→ Exercise details: Copy each line below that contains "JSON".

→ Available data:
Start
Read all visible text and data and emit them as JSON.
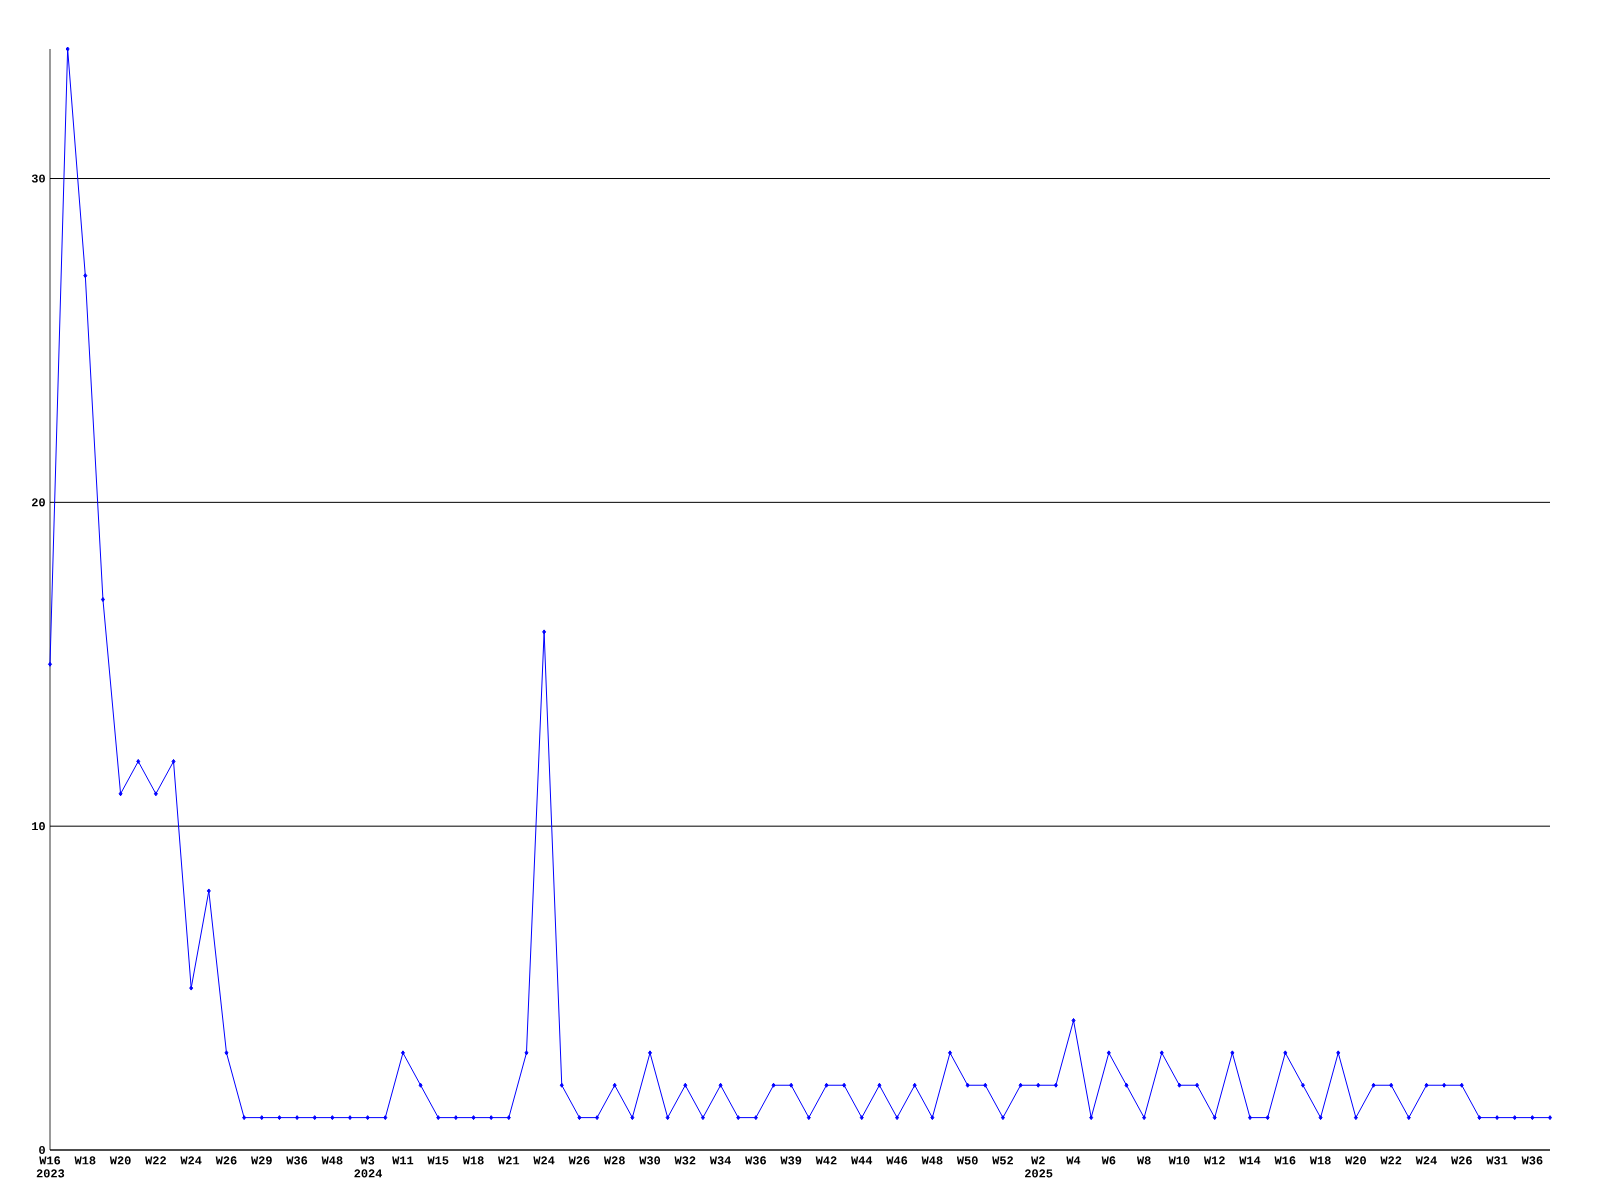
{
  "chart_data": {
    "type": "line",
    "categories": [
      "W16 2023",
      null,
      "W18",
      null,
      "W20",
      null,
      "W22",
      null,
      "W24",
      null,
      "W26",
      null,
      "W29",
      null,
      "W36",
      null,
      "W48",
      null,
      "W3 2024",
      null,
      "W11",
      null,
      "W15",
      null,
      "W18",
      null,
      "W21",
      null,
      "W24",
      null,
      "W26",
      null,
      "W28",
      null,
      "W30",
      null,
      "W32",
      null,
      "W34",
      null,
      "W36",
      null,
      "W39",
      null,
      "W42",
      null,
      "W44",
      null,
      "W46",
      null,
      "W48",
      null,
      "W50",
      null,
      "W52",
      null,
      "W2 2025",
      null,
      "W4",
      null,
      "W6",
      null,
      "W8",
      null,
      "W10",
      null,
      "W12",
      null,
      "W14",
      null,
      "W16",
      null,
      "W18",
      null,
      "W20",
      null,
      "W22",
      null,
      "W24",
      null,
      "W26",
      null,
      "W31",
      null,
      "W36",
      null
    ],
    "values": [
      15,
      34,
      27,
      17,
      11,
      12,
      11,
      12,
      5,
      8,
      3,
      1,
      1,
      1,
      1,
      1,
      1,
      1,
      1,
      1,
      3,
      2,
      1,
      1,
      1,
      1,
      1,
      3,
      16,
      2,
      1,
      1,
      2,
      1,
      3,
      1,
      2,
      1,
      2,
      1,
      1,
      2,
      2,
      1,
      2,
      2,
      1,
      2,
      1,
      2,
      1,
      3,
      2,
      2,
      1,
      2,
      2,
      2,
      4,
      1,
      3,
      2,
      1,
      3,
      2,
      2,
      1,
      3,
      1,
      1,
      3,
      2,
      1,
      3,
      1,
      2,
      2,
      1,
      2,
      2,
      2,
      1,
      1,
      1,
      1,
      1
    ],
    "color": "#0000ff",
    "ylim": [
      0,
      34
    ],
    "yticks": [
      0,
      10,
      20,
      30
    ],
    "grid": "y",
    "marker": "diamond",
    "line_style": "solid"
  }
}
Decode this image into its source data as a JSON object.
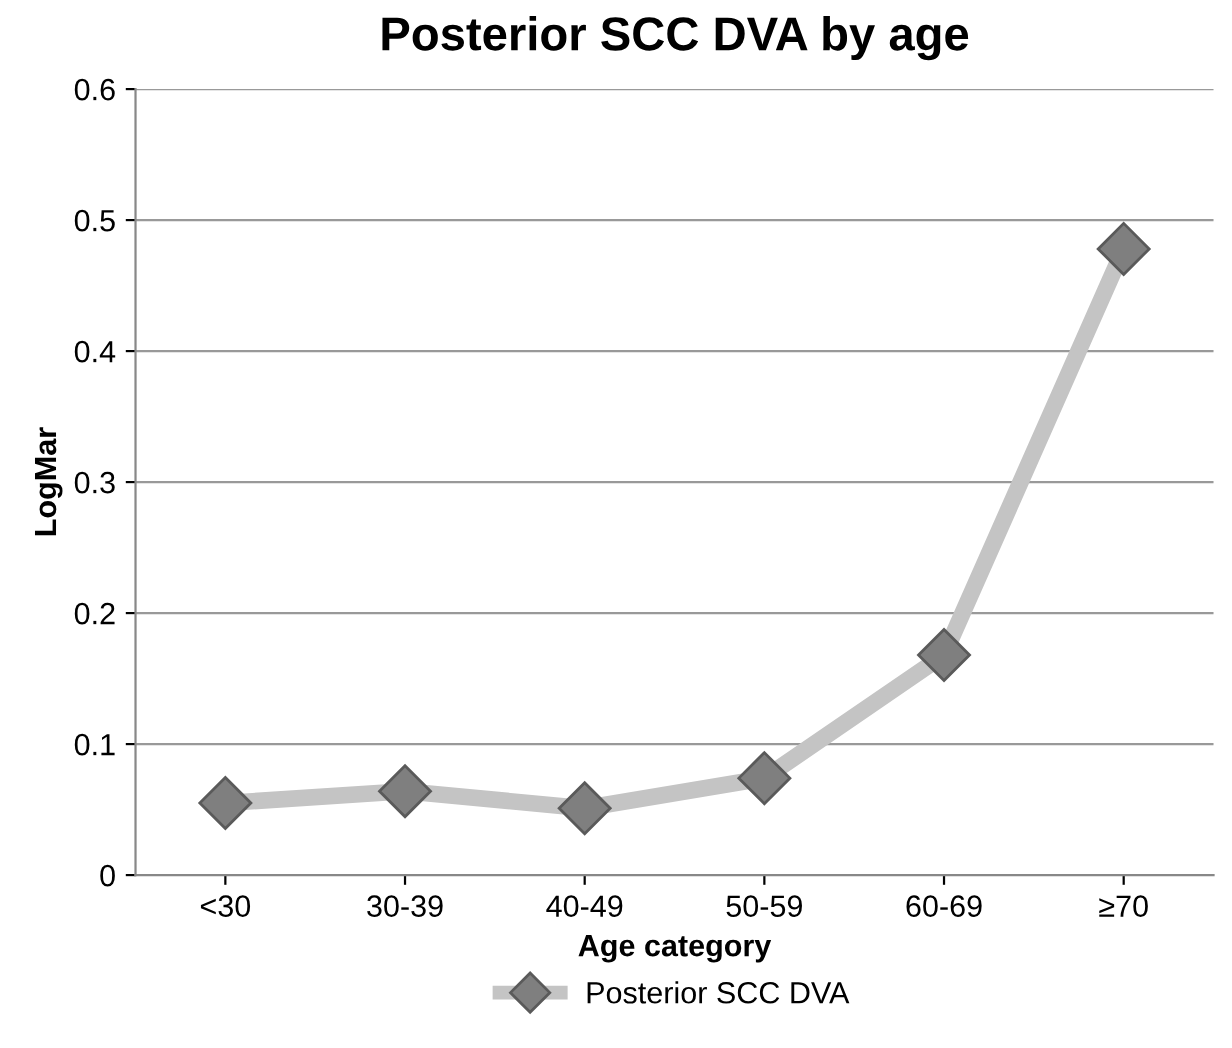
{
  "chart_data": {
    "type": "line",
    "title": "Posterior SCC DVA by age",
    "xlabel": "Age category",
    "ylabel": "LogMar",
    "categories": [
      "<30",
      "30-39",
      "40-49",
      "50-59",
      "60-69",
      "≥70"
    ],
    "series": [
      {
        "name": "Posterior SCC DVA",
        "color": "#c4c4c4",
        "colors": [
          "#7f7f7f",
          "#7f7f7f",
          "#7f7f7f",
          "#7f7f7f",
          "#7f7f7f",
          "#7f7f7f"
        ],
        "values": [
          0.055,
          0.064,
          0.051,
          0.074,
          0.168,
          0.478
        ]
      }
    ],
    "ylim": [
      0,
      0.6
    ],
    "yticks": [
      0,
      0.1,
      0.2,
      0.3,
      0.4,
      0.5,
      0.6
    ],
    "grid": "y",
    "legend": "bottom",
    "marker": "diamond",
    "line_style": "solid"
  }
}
End
Start
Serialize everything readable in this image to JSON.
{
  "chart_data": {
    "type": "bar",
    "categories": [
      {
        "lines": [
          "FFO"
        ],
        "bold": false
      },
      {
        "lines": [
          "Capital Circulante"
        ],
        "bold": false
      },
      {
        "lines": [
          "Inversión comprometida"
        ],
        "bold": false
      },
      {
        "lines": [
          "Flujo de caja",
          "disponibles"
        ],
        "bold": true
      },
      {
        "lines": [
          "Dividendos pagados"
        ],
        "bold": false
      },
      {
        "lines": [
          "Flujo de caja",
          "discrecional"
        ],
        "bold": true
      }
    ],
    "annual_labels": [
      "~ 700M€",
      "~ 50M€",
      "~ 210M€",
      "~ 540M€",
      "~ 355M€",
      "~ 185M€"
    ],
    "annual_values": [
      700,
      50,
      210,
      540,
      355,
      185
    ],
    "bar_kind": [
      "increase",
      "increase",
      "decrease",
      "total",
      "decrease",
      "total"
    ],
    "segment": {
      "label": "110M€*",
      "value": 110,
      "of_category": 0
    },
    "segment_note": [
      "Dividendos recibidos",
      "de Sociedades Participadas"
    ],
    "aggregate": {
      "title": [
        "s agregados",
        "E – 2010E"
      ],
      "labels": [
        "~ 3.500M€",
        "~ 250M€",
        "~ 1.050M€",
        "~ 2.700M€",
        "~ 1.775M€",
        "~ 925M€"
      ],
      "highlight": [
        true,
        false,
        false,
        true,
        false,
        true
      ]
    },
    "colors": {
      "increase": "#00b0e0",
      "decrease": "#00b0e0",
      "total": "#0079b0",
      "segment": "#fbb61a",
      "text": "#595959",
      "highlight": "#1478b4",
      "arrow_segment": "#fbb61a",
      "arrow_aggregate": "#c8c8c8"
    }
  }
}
End
→ Solution to the problem:
Read all visible text and data and emit them as JSON.
Decode this image into its source data as a JSON object.
Serialize everything readable in this image to JSON.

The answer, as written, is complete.